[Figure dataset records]
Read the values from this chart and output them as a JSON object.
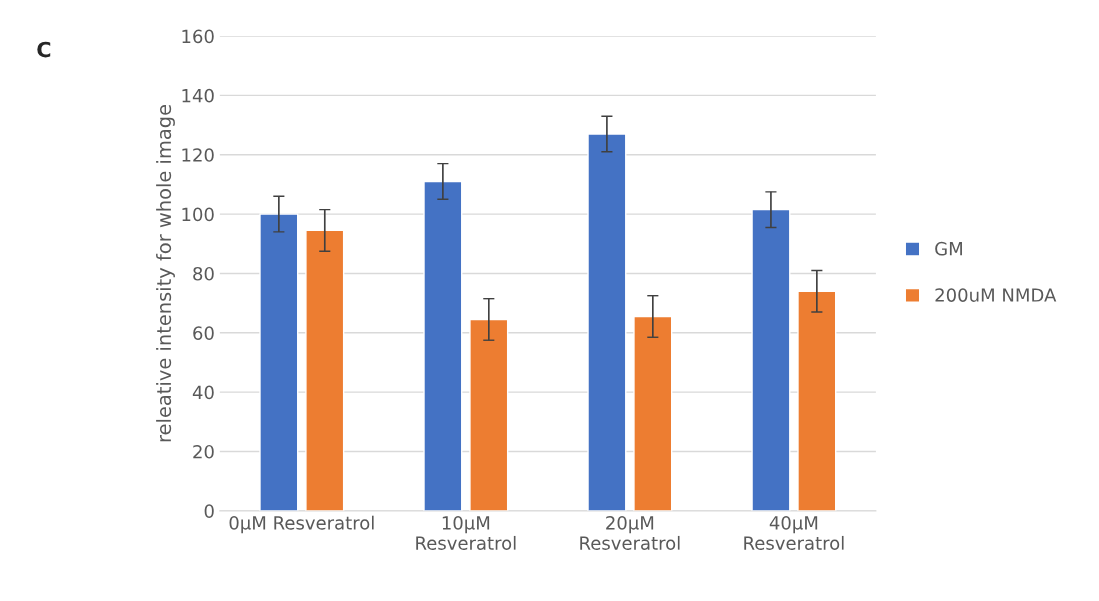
{
  "chart_data": {
    "type": "bar",
    "ylabel": "releative intensity for whole image",
    "categories": [
      "0µM Resveratrol",
      "10µM\nResveratrol",
      "20µM\nResveratrol",
      "40µM\nResveratrol"
    ],
    "series": [
      {
        "name": "GM",
        "color": "#4472c4",
        "values": [
          100,
          111,
          127,
          101.5
        ],
        "errors": [
          6,
          6,
          6,
          6
        ]
      },
      {
        "name": "200uM NMDA",
        "color": "#ed7d31",
        "values": [
          94.5,
          64.5,
          65.5,
          74
        ],
        "errors": [
          7,
          7,
          7,
          7
        ]
      }
    ],
    "ylim": [
      0,
      160
    ],
    "yticks": [
      0,
      20,
      40,
      60,
      80,
      100,
      120,
      140,
      160
    ],
    "grid": "y",
    "legend": "right",
    "annotations": [
      "C"
    ]
  }
}
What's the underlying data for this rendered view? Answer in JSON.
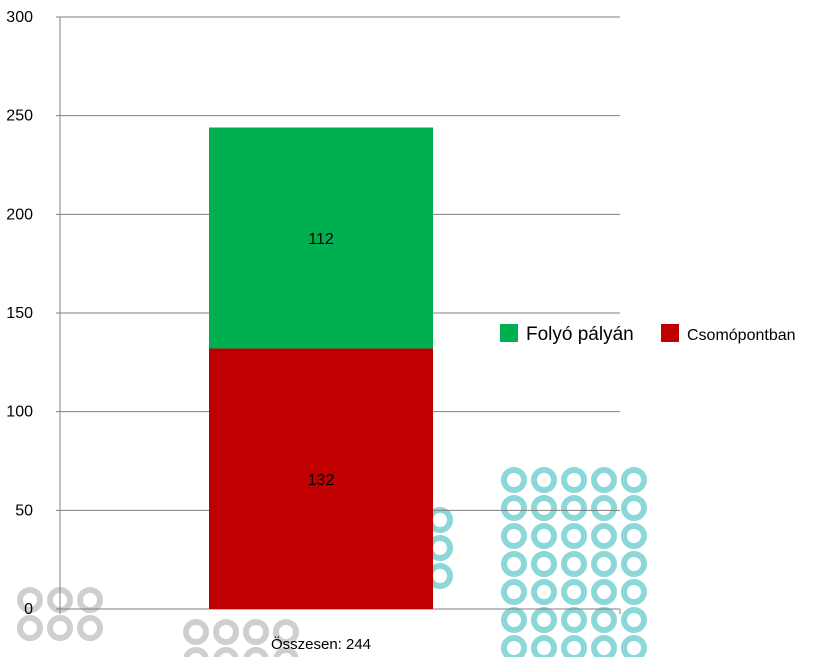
{
  "chart_data": {
    "type": "bar",
    "stacked": true,
    "categories": [
      "Összesen: 244"
    ],
    "series": [
      {
        "name": "Csomópontban",
        "values": [
          132
        ],
        "color": "#c00000"
      },
      {
        "name": "Folyó pályán",
        "values": [
          112
        ],
        "color": "#00b050"
      }
    ],
    "data_labels": [
      "132",
      "112"
    ],
    "title": "",
    "xlabel": "",
    "ylabel": "",
    "ylim": [
      0,
      300
    ],
    "yticks": [
      "0",
      "50",
      "100",
      "150",
      "200",
      "250",
      "300"
    ],
    "grid": true,
    "legend_position": "right",
    "colors": {
      "gridline": "#7f7f7f",
      "axis": "#7f7f7f",
      "watermark": "#bfbfbf",
      "watermark_accent": "#66cccc"
    }
  }
}
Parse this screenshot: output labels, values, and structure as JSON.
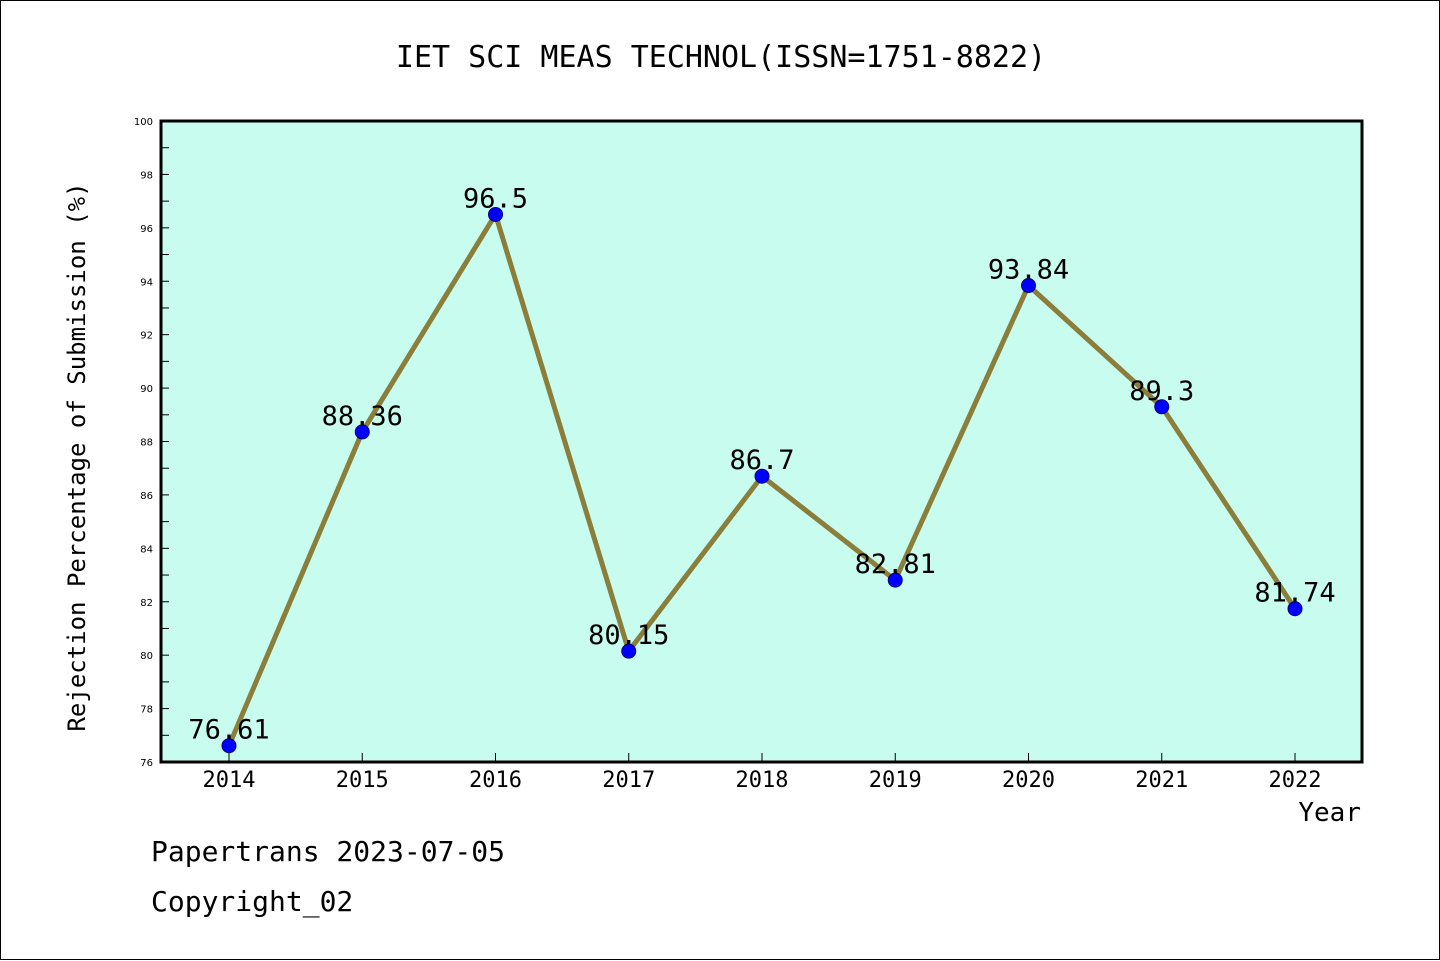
{
  "chart_data": {
    "type": "line",
    "title": "IET SCI MEAS TECHNOL(ISSN=1751-8822)",
    "xlabel": "Year",
    "ylabel": "Rejection Percentage of Submission (%)",
    "categories": [
      "2014",
      "2015",
      "2016",
      "2017",
      "2018",
      "2019",
      "2020",
      "2021",
      "2022"
    ],
    "values": [
      76.61,
      88.36,
      96.5,
      80.15,
      86.7,
      82.81,
      93.84,
      89.3,
      81.74
    ],
    "data_labels": [
      "76.61",
      "88.36",
      "96.5",
      "80.15",
      "86.7",
      "82.81",
      "93.84",
      "89.3",
      "81.74"
    ],
    "ylim": [
      76,
      100
    ],
    "yticks": [
      76,
      78,
      80,
      82,
      84,
      86,
      88,
      90,
      92,
      94,
      96,
      98,
      100
    ],
    "grid": false,
    "legend": "none",
    "colors": {
      "plot_background": "#c8fcee",
      "line": "#8b7d3a",
      "marker": "#0000ff",
      "axes": "#000000"
    }
  },
  "footer": {
    "line1": "Papertrans 2023-07-05",
    "line2": "Copyright_02"
  }
}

» **What you need to do**: Count the lines in the entries that hold the word "nResveratrol", and give nothing but the total.

» **Result for this task**: 3